- [Data items]:
(begin)

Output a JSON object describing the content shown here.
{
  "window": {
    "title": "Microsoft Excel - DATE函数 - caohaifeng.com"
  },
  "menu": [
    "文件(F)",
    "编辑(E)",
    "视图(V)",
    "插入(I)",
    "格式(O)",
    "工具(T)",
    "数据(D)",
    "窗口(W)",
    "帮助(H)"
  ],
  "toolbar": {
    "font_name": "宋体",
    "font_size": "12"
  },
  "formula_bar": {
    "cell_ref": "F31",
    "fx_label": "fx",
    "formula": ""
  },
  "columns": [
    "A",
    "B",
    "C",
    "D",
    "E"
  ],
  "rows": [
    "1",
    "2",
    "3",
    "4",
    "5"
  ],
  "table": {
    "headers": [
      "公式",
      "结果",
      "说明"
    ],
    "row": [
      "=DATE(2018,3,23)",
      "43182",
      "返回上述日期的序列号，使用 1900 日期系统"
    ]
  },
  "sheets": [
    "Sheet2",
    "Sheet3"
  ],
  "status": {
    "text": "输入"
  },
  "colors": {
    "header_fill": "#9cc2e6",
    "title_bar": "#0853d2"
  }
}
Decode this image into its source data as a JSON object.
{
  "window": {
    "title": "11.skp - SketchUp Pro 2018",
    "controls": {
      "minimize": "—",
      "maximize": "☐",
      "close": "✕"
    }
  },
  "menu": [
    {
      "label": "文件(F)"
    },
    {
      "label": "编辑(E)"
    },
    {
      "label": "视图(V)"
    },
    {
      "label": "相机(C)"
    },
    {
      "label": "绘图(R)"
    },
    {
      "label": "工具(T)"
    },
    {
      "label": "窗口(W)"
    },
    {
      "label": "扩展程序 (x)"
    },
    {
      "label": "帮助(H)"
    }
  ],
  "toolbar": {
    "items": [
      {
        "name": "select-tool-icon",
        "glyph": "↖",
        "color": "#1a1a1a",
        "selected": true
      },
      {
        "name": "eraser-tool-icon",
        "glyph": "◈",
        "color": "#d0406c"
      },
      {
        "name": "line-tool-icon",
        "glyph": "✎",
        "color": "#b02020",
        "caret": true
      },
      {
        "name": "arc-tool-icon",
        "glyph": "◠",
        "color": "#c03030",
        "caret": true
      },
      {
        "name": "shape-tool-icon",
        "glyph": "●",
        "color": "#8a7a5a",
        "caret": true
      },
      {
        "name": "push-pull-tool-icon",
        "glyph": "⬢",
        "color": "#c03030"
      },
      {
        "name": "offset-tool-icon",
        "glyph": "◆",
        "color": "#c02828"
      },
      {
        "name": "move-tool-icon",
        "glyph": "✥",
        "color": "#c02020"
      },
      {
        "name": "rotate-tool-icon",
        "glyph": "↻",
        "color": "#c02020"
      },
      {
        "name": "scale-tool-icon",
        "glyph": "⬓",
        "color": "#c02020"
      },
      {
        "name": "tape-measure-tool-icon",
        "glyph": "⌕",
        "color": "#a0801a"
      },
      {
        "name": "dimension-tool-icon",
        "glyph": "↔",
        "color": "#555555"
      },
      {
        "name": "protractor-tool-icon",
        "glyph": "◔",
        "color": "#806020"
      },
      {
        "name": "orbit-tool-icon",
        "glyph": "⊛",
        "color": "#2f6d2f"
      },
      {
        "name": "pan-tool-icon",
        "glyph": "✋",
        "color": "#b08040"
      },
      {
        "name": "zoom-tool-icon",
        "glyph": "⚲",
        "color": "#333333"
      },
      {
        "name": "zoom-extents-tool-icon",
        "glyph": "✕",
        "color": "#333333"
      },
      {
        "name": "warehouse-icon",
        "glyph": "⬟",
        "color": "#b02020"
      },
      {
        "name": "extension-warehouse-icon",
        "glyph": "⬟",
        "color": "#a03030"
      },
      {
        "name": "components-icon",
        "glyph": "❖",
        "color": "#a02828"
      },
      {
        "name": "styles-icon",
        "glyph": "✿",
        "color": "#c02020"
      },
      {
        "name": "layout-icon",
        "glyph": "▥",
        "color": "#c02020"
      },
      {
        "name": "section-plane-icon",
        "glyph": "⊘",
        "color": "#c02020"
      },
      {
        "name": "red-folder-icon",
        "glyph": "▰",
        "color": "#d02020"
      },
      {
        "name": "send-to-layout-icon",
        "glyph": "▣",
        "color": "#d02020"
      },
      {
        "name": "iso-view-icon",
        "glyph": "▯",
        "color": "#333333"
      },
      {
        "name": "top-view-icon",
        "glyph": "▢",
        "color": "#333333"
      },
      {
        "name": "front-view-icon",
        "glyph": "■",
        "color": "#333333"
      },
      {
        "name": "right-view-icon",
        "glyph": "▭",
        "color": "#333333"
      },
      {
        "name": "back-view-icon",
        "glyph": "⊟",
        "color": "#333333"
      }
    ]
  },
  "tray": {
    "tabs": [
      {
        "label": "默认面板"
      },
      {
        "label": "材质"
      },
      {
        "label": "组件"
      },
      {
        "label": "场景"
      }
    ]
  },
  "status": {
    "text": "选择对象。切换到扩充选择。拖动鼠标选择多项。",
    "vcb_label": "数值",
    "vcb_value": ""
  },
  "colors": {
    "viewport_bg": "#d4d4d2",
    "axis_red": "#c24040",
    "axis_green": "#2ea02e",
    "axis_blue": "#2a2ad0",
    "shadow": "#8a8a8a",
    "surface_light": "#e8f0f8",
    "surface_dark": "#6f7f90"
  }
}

(end)
(begin)

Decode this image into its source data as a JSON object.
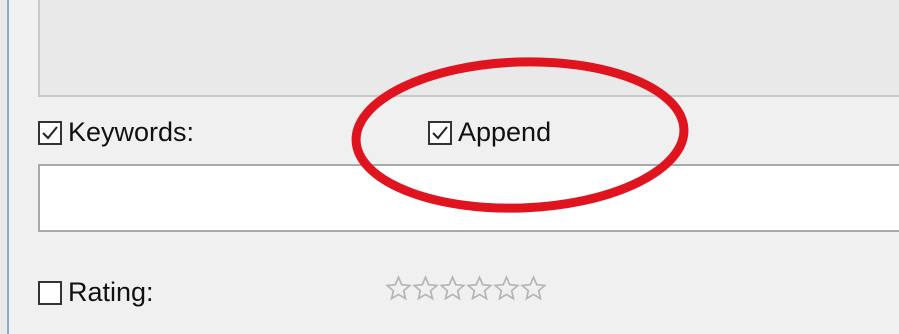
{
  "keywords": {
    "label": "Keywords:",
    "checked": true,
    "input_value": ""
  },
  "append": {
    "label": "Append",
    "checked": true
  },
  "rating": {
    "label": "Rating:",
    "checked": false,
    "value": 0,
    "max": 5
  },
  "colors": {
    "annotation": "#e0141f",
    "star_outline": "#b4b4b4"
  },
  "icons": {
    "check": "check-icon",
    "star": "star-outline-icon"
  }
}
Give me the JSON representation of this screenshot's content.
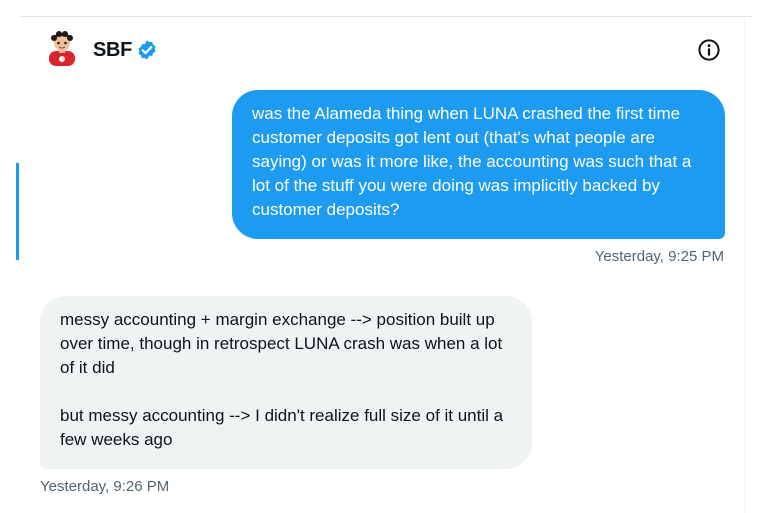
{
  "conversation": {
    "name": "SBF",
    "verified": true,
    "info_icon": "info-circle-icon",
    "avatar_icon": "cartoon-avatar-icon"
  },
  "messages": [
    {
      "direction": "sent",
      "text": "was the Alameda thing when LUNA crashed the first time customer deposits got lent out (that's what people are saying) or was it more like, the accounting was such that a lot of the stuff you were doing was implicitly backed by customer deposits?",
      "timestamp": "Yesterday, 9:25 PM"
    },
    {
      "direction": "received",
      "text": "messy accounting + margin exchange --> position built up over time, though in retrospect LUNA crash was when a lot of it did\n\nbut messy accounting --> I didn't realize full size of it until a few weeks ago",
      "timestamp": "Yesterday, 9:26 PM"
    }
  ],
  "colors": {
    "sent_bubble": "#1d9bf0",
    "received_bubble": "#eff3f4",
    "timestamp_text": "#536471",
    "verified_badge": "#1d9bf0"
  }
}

(end)

Using the listing above, state the number of lines that hold "zoom", with no other text.

- [RESPONSE BELOW]: 2